┌────────

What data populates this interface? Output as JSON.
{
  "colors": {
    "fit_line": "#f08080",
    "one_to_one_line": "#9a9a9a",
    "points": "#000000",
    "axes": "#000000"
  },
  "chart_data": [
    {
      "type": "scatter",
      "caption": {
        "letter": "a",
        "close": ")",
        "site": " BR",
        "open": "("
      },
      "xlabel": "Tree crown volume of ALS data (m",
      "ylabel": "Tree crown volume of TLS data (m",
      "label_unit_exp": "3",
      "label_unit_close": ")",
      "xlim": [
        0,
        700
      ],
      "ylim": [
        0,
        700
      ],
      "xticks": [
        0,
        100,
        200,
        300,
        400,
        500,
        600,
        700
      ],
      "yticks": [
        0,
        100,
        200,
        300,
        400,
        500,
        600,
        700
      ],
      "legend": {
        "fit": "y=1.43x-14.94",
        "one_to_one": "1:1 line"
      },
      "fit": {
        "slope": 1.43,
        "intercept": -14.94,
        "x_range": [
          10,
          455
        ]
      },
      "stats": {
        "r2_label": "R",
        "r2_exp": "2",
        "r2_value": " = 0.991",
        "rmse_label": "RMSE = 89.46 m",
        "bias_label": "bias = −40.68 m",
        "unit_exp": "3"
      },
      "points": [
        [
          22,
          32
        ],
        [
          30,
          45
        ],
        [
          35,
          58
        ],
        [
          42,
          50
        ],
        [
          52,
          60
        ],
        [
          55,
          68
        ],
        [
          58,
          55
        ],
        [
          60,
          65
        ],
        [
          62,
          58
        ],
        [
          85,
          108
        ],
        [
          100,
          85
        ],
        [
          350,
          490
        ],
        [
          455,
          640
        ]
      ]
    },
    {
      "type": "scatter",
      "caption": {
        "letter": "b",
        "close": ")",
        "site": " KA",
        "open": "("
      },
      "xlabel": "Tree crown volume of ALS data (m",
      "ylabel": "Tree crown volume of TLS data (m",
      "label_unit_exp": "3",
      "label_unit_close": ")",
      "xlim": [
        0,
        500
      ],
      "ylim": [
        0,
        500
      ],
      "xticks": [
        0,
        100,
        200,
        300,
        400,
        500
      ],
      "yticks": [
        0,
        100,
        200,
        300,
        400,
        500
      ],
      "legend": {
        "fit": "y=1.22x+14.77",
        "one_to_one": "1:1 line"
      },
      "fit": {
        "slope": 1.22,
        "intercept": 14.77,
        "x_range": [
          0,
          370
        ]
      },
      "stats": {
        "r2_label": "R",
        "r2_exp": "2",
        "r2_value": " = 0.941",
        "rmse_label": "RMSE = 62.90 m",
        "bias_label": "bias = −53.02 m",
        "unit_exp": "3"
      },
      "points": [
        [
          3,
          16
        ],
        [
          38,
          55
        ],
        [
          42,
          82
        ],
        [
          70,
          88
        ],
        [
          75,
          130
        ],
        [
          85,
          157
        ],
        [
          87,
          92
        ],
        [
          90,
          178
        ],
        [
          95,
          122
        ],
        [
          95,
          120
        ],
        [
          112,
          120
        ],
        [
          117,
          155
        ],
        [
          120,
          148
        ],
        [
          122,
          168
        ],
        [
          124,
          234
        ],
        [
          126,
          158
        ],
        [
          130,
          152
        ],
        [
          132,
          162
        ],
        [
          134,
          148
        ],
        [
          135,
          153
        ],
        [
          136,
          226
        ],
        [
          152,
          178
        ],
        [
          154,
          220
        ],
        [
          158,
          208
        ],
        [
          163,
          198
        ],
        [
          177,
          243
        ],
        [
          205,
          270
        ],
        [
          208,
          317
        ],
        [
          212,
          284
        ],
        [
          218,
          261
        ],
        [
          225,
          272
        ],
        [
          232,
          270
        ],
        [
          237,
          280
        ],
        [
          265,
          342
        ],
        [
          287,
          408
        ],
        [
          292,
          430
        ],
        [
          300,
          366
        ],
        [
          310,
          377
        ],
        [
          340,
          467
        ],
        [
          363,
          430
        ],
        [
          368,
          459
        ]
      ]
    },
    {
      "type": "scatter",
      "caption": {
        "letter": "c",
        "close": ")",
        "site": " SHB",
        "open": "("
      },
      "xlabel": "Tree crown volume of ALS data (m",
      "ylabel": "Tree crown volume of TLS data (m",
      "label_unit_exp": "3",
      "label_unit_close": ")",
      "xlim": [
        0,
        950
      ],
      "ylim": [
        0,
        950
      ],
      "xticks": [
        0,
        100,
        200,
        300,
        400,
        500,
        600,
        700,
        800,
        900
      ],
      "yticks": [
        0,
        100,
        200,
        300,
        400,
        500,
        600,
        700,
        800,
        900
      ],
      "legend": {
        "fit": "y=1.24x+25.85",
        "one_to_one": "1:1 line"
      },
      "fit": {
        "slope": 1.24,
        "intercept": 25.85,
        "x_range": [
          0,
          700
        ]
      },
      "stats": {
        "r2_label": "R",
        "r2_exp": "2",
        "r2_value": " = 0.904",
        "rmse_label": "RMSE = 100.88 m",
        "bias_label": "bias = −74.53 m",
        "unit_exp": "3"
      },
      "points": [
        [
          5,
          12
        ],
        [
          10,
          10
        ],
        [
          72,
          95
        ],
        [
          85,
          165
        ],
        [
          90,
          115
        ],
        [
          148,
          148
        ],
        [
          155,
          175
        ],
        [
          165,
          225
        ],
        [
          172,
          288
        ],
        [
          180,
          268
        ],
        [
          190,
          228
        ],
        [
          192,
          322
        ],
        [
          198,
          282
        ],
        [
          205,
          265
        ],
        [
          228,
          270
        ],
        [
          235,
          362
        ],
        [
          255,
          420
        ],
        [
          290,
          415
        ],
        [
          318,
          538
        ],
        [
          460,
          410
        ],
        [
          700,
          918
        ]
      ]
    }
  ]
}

└────────

Task objective
All of the entries need to be reproduced exactly; please write them out.

The reply
What data populates this interface? Output as JSON.
{
  "colors": {
    "fit_line": "#f08080",
    "one_to_one_line": "#9a9a9a",
    "points": "#000000",
    "axes": "#000000"
  },
  "chart_data": [
    {
      "type": "scatter",
      "caption": {
        "letter": "a",
        "close": ")",
        "site": " BR",
        "open": "("
      },
      "xlabel": "Tree crown volume of ALS data (m",
      "ylabel": "Tree crown volume of TLS data (m",
      "label_unit_exp": "3",
      "label_unit_close": ")",
      "xlim": [
        0,
        700
      ],
      "ylim": [
        0,
        700
      ],
      "xticks": [
        0,
        100,
        200,
        300,
        400,
        500,
        600,
        700
      ],
      "yticks": [
        0,
        100,
        200,
        300,
        400,
        500,
        600,
        700
      ],
      "legend": {
        "fit": "y=1.43x-14.94",
        "one_to_one": "1:1 line"
      },
      "fit": {
        "slope": 1.43,
        "intercept": -14.94,
        "x_range": [
          10,
          455
        ]
      },
      "stats": {
        "r2_label": "R",
        "r2_exp": "2",
        "r2_value": " = 0.991",
        "rmse_label": "RMSE = 89.46 m",
        "bias_label": "bias = −40.68 m",
        "unit_exp": "3"
      },
      "points": [
        [
          22,
          32
        ],
        [
          30,
          45
        ],
        [
          35,
          58
        ],
        [
          42,
          50
        ],
        [
          52,
          60
        ],
        [
          55,
          68
        ],
        [
          58,
          55
        ],
        [
          60,
          65
        ],
        [
          62,
          58
        ],
        [
          85,
          108
        ],
        [
          100,
          85
        ],
        [
          350,
          490
        ],
        [
          455,
          640
        ]
      ]
    },
    {
      "type": "scatter",
      "caption": {
        "letter": "b",
        "close": ")",
        "site": " KA",
        "open": "("
      },
      "xlabel": "Tree crown volume of ALS data (m",
      "ylabel": "Tree crown volume of TLS data (m",
      "label_unit_exp": "3",
      "label_unit_close": ")",
      "xlim": [
        0,
        500
      ],
      "ylim": [
        0,
        500
      ],
      "xticks": [
        0,
        100,
        200,
        300,
        400,
        500
      ],
      "yticks": [
        0,
        100,
        200,
        300,
        400,
        500
      ],
      "legend": {
        "fit": "y=1.22x+14.77",
        "one_to_one": "1:1 line"
      },
      "fit": {
        "slope": 1.22,
        "intercept": 14.77,
        "x_range": [
          0,
          370
        ]
      },
      "stats": {
        "r2_label": "R",
        "r2_exp": "2",
        "r2_value": " = 0.941",
        "rmse_label": "RMSE = 62.90 m",
        "bias_label": "bias = −53.02 m",
        "unit_exp": "3"
      },
      "points": [
        [
          3,
          16
        ],
        [
          38,
          55
        ],
        [
          42,
          82
        ],
        [
          70,
          88
        ],
        [
          75,
          130
        ],
        [
          85,
          157
        ],
        [
          87,
          92
        ],
        [
          90,
          178
        ],
        [
          95,
          122
        ],
        [
          95,
          120
        ],
        [
          112,
          120
        ],
        [
          117,
          155
        ],
        [
          120,
          148
        ],
        [
          122,
          168
        ],
        [
          124,
          234
        ],
        [
          126,
          158
        ],
        [
          130,
          152
        ],
        [
          132,
          162
        ],
        [
          134,
          148
        ],
        [
          135,
          153
        ],
        [
          136,
          226
        ],
        [
          152,
          178
        ],
        [
          154,
          220
        ],
        [
          158,
          208
        ],
        [
          163,
          198
        ],
        [
          177,
          243
        ],
        [
          205,
          270
        ],
        [
          208,
          317
        ],
        [
          212,
          284
        ],
        [
          218,
          261
        ],
        [
          225,
          272
        ],
        [
          232,
          270
        ],
        [
          237,
          280
        ],
        [
          265,
          342
        ],
        [
          287,
          408
        ],
        [
          292,
          430
        ],
        [
          300,
          366
        ],
        [
          310,
          377
        ],
        [
          340,
          467
        ],
        [
          363,
          430
        ],
        [
          368,
          459
        ]
      ]
    },
    {
      "type": "scatter",
      "caption": {
        "letter": "c",
        "close": ")",
        "site": " SHB",
        "open": "("
      },
      "xlabel": "Tree crown volume of ALS data (m",
      "ylabel": "Tree crown volume of TLS data (m",
      "label_unit_exp": "3",
      "label_unit_close": ")",
      "xlim": [
        0,
        950
      ],
      "ylim": [
        0,
        950
      ],
      "xticks": [
        0,
        100,
        200,
        300,
        400,
        500,
        600,
        700,
        800,
        900
      ],
      "yticks": [
        0,
        100,
        200,
        300,
        400,
        500,
        600,
        700,
        800,
        900
      ],
      "legend": {
        "fit": "y=1.24x+25.85",
        "one_to_one": "1:1 line"
      },
      "fit": {
        "slope": 1.24,
        "intercept": 25.85,
        "x_range": [
          0,
          700
        ]
      },
      "stats": {
        "r2_label": "R",
        "r2_exp": "2",
        "r2_value": " = 0.904",
        "rmse_label": "RMSE = 100.88 m",
        "bias_label": "bias = −74.53 m",
        "unit_exp": "3"
      },
      "points": [
        [
          5,
          12
        ],
        [
          10,
          10
        ],
        [
          72,
          95
        ],
        [
          85,
          165
        ],
        [
          90,
          115
        ],
        [
          148,
          148
        ],
        [
          155,
          175
        ],
        [
          165,
          225
        ],
        [
          172,
          288
        ],
        [
          180,
          268
        ],
        [
          190,
          228
        ],
        [
          192,
          322
        ],
        [
          198,
          282
        ],
        [
          205,
          265
        ],
        [
          228,
          270
        ],
        [
          235,
          362
        ],
        [
          255,
          420
        ],
        [
          290,
          415
        ],
        [
          318,
          538
        ],
        [
          460,
          410
        ],
        [
          700,
          918
        ]
      ]
    }
  ]
}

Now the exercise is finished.